Text provided:
..............................
Research

The Des Marais Lab is working on several research projects

Life History Variation and Biomass Allocation

Plants integrate a spectacular amount of environmental data on time scales bridging minutes (e.g. passing clouds can alter available light) to seasons (temperature and water availability) to decades (climate trends, including anthropogenic change). A plant’s life history – its lifespan and when and how often it reproduces — dictates the extent to which it must respond to cues at these different temporal scales. Life history variation represents compromises between biomass allocation, survivorship risks, and subsequent fitness benefits (Lundgren and Des Marais 2020).

The Des Marais Lab has developed the grass genus Brachypodium as a model system for studying the impact of temporal environmental heterogeneity on the evolution of life history strategies (Des Marais & Juenger 2016). These issues are not merely academic – relative allocation of resources to biomass and reproduction are central to agricultural output. We are working with the US DOE Joint Genome Institute to develop genomic resources to study the physiological and developmental control of annual vs perennial life history strategies in Brachypodium. Current projects include understanding genetic correlations among developmental and ecophysioligcal traits in perennial and annual species, identifying the molecular and environmental control of seasonal changes in growth and resource allocation, and determining the environmental context of perennial and annual species using niche modeling. Our work on life history evolution is supported, in part, by the MIT Jameel Water and Food Systems Lab.

Our collaborators on this project are Daniel Woods, Jill Preston, Pilar Catalan, Bruno Contreras-Moreira, John Vogel, Alistair Rogers, and Pat Edger.


Mechanisms of Genotype by Environment Interaction

Understanding how and why individuals and species respond differently to environmental cues is paramount for predicting how natural and agricultural systems will be impacted by climate change. When variation in response can be attributed to genetic differences among individuals within a species, it is called genotype by environment interaction, or GxE. We have shown that GxE is pervasive in plant-environment interactions and is caused by several different genetic architectures (Des Marais et al. AREES 2013). The Des Marais Lab integrates detailed ecophysiological measurements with genomic data to draw functional connections between the molecular and whole-plant scale (e.g. Des Marais et al 2012 Plant Cell, 2014 PNAS).

Work on GxE in the Lab is generously supported by the National Science Foundation; please reach out if you are interested in opportunities to join this project as a PhD student.
..............................
Extracted information:
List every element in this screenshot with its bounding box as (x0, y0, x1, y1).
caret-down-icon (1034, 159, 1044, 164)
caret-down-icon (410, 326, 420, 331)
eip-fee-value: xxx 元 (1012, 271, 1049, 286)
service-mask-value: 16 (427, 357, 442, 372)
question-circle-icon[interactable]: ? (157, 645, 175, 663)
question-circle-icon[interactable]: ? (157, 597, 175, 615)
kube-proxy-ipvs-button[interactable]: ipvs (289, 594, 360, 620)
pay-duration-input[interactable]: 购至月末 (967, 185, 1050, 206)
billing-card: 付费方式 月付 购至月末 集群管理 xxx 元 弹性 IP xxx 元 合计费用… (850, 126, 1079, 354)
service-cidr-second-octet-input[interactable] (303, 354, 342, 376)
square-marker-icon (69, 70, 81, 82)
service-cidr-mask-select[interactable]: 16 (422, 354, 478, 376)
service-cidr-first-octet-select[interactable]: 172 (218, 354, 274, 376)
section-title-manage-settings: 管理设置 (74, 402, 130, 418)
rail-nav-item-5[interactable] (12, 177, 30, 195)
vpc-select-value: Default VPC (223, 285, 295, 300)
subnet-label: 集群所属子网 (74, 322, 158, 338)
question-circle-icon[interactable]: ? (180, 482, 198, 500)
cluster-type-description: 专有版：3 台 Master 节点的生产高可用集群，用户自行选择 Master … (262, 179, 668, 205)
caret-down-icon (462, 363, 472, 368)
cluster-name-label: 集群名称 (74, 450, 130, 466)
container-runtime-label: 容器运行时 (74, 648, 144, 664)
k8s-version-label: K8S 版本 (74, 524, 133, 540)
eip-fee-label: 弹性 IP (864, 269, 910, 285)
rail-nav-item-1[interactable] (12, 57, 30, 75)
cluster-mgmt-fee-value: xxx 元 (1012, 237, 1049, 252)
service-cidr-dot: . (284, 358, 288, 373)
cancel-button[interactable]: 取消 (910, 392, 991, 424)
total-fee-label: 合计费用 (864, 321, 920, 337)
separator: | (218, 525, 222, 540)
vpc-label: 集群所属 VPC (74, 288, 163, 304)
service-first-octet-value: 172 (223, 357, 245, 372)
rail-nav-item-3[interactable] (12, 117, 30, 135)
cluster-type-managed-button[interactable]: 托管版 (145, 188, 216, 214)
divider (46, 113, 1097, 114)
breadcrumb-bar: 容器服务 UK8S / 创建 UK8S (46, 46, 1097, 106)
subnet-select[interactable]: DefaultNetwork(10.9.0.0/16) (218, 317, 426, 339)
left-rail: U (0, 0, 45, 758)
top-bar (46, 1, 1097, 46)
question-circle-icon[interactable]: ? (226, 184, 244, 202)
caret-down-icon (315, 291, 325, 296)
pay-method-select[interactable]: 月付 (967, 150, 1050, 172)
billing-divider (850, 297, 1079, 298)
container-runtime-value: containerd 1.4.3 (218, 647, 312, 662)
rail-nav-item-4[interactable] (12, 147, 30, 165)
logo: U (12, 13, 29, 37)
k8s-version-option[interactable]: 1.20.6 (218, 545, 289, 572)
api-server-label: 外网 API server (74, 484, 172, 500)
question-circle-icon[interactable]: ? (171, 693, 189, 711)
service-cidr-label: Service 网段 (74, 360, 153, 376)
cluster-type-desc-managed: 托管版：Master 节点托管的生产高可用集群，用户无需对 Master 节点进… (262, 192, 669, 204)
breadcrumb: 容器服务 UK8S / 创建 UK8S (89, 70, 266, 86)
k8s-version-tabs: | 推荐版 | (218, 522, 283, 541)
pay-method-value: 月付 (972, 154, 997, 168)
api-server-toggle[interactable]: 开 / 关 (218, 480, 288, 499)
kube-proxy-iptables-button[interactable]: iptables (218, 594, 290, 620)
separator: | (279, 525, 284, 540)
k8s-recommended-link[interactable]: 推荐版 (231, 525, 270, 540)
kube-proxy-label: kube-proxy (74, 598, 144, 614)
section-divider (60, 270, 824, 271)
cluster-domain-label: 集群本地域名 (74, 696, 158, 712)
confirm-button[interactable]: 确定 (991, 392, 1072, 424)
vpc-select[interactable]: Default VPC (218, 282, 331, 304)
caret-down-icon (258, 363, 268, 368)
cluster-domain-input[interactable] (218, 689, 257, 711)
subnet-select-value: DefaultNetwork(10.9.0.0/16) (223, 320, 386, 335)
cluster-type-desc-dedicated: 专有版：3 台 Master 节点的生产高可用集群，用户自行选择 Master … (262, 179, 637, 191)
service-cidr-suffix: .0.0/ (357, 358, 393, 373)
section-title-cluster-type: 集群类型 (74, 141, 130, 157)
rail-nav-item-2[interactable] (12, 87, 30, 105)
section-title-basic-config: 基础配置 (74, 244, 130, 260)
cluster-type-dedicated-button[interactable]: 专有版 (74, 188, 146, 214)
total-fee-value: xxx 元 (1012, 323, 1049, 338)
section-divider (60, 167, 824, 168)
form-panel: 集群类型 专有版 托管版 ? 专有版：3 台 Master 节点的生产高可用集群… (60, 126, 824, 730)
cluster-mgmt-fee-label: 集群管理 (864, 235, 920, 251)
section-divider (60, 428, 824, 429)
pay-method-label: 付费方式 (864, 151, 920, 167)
..............................
Assigned task A:
In the research overview, revise the passage starting with "Plants integrate a" and going on through "Des Marais 2020)." so that "spectacular" becomes "remarkable".
Assigned task B:
According to the research overview, which organization supports the lab's work on genotype by environment interaction?

Written reply A:
Plants integrate a remarkable amount of environmental data on time scales bridging minutes (e.g. passing clouds can alter available light) to seasons (temperature and water availability) to decades (climate trends, including anthropogenic change). A plant’s life history – its lifespan and when and how often it reproduces — dictates the extent to which it must respond to cues at these different temporal scales. Life history variation represents compromises between biomass allocation, survivorship risks, and subsequent fitness benefits (Lundgren and Des Marais 2020).

Written reply B:
The National Science Foundation.